DATA FOR PROCESSING -
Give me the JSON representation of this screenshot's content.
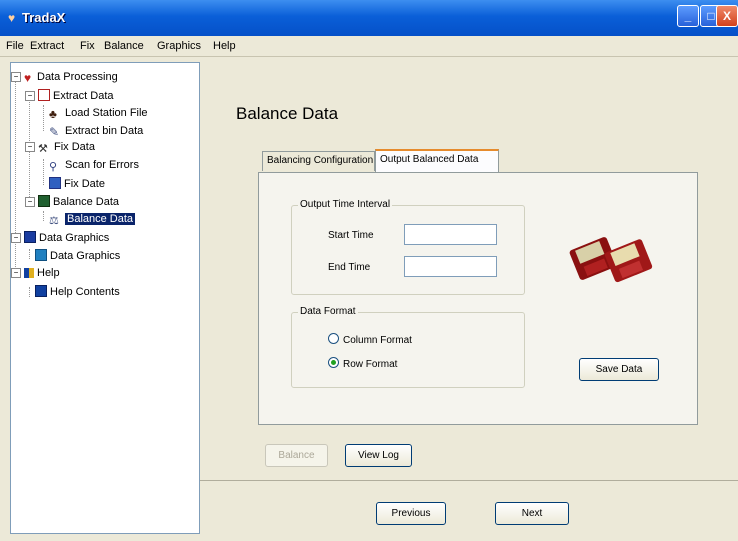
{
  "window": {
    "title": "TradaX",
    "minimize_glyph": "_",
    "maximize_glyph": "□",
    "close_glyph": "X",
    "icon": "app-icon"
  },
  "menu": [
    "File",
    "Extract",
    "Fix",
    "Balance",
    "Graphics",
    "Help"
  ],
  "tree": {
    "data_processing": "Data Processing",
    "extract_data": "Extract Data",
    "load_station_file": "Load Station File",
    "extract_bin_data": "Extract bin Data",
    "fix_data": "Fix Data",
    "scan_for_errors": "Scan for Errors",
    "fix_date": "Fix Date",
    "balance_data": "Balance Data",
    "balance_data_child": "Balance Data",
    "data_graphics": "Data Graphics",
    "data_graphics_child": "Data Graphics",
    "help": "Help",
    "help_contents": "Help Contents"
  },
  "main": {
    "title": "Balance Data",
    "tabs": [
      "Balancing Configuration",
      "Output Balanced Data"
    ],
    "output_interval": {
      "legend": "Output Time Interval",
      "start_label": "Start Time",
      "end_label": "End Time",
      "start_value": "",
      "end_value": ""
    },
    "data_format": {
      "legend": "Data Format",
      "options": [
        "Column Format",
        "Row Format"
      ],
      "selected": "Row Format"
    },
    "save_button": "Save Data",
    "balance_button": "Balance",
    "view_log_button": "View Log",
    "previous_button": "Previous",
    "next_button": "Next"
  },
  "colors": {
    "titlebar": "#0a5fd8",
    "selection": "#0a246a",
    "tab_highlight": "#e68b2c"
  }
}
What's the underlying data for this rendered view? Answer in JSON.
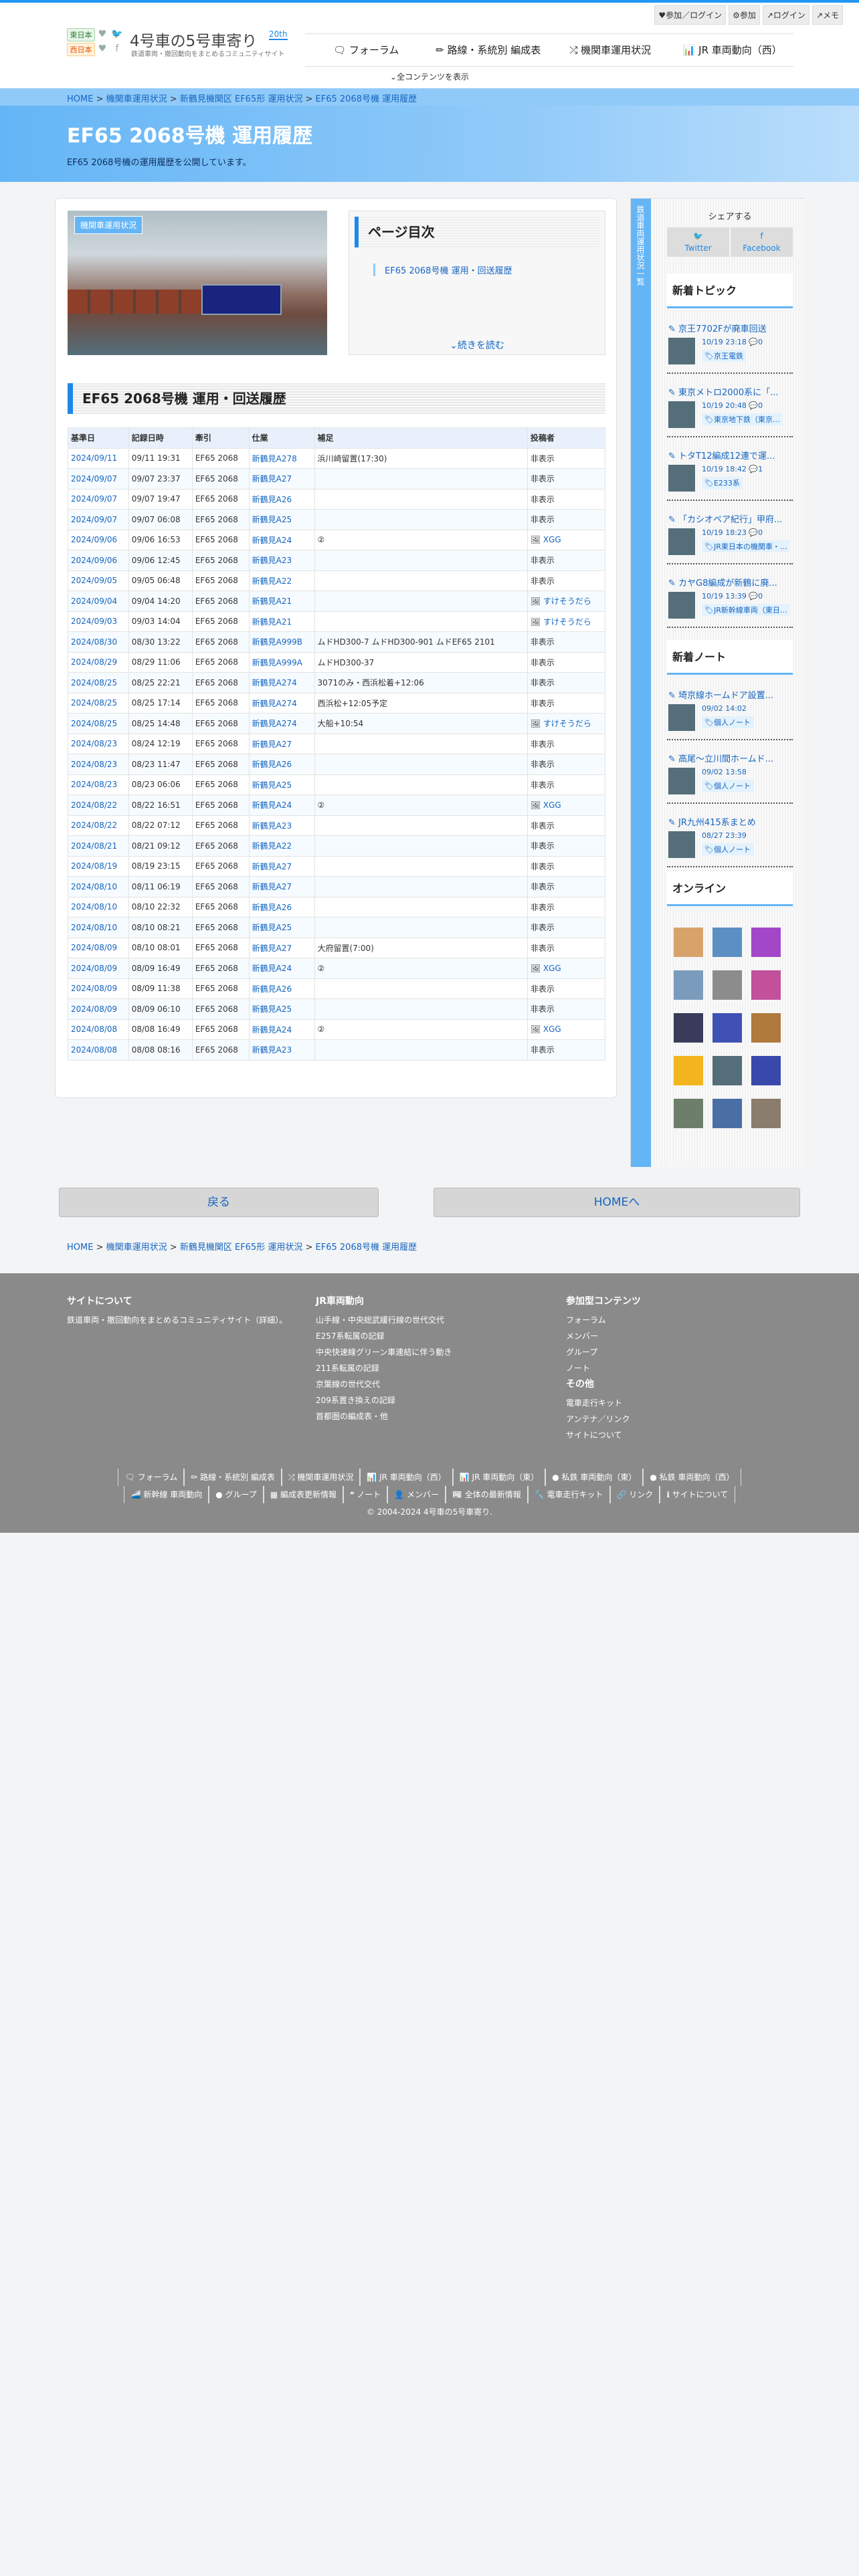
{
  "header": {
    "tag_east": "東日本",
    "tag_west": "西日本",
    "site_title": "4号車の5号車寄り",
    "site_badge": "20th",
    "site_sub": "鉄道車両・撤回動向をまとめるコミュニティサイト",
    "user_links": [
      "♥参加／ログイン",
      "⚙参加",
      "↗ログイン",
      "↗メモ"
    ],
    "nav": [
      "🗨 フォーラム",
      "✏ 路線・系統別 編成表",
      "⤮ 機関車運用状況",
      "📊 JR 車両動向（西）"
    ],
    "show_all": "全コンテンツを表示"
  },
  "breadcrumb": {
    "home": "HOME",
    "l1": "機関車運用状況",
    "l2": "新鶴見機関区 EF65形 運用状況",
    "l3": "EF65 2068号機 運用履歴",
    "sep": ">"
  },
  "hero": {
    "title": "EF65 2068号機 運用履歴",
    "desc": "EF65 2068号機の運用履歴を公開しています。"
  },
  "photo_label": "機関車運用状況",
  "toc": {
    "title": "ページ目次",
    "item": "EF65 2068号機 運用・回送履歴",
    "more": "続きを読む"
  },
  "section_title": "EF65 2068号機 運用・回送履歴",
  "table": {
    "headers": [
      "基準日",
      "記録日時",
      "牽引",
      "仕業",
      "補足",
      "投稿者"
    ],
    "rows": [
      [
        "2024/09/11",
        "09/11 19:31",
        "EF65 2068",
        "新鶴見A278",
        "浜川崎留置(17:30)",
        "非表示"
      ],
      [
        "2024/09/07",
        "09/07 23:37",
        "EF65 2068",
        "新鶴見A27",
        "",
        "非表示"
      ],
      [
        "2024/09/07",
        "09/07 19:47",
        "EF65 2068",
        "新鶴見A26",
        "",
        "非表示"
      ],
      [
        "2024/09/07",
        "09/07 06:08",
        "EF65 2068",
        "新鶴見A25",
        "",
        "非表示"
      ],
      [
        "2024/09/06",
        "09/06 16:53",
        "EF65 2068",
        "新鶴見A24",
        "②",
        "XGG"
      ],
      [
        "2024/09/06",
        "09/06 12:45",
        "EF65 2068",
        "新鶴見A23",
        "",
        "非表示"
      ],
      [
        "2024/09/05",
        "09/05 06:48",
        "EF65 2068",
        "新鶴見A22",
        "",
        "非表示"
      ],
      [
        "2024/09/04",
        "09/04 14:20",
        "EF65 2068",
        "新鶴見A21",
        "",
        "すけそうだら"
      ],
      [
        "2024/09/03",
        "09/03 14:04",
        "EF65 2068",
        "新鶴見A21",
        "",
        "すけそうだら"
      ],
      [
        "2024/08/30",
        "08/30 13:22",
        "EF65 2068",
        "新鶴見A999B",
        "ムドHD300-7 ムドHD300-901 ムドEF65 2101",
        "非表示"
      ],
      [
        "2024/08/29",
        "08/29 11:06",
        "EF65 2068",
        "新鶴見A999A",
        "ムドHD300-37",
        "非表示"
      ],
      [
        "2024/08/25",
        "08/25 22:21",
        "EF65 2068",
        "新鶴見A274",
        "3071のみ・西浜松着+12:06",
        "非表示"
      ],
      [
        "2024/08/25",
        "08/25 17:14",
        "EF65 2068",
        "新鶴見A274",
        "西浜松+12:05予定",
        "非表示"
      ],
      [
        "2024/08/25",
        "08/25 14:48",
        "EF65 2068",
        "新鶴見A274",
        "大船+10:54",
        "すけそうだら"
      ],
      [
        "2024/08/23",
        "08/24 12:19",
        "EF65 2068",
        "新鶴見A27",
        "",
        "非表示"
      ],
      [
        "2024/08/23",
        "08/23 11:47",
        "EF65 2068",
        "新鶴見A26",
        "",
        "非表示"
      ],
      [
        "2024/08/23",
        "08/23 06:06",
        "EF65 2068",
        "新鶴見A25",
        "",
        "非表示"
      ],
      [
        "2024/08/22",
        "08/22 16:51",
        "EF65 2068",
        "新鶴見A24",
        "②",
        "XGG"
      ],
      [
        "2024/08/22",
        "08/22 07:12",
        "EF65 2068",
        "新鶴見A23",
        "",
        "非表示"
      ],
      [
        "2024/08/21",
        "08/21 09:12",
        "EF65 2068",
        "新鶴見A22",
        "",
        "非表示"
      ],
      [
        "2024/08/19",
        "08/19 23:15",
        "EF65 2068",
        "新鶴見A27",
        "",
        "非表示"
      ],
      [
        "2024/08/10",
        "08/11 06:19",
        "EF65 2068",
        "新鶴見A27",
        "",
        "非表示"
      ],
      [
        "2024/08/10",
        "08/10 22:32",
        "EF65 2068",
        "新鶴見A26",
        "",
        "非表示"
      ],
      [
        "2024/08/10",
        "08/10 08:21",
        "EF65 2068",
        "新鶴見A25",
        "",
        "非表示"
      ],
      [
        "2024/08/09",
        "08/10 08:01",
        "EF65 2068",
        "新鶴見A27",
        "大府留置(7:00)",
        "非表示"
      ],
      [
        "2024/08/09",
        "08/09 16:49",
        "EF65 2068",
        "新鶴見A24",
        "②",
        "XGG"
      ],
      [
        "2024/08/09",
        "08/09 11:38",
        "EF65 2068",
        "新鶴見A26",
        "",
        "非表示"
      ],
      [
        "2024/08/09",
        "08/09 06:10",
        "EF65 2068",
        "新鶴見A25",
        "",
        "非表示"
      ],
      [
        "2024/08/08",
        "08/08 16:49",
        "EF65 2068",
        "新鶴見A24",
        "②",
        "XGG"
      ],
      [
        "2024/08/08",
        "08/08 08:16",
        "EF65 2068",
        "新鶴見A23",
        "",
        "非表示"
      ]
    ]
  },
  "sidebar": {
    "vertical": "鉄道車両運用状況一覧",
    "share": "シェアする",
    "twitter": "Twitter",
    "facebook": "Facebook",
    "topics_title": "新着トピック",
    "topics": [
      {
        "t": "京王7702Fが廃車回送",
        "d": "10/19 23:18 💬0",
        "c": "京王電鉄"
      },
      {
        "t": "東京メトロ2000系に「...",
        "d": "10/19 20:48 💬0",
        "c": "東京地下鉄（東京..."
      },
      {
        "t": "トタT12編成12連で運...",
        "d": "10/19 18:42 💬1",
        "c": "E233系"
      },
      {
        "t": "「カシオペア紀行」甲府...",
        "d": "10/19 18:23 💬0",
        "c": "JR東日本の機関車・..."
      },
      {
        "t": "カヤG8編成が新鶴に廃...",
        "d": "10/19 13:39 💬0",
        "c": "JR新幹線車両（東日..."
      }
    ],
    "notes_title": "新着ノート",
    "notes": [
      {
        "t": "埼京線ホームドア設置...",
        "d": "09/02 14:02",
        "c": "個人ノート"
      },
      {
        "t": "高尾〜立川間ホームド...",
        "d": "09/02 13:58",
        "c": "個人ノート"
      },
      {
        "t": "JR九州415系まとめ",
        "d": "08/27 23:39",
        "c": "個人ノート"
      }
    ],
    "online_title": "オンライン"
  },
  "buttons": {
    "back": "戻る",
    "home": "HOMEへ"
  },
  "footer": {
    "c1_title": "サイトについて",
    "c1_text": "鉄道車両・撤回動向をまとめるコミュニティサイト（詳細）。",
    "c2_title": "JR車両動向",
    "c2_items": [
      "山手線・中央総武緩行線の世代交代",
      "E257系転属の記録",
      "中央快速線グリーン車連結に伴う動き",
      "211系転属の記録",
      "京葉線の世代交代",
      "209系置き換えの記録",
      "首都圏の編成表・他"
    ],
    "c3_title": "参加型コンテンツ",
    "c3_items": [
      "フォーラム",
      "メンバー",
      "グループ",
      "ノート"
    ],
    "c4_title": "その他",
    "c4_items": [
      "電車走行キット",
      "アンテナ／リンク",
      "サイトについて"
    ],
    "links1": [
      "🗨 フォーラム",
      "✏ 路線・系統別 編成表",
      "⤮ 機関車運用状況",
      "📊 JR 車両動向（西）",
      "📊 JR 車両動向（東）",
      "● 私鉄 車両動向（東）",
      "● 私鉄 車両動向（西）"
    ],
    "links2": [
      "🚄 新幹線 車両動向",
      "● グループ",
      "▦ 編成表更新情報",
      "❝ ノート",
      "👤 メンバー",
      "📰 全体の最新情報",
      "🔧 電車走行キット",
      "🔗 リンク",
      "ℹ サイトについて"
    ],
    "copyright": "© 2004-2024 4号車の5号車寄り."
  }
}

TO BE DONE - Pick out the lines containing the string "機関車運用状況" and show them.

ANSWER TO THIS EXERCISE -
      "⤮ 機関車運用状況",
    "l1": "機関車運用状況",
  "photo_label": "機関車運用状況",
      "⤮ 機関車運用状況",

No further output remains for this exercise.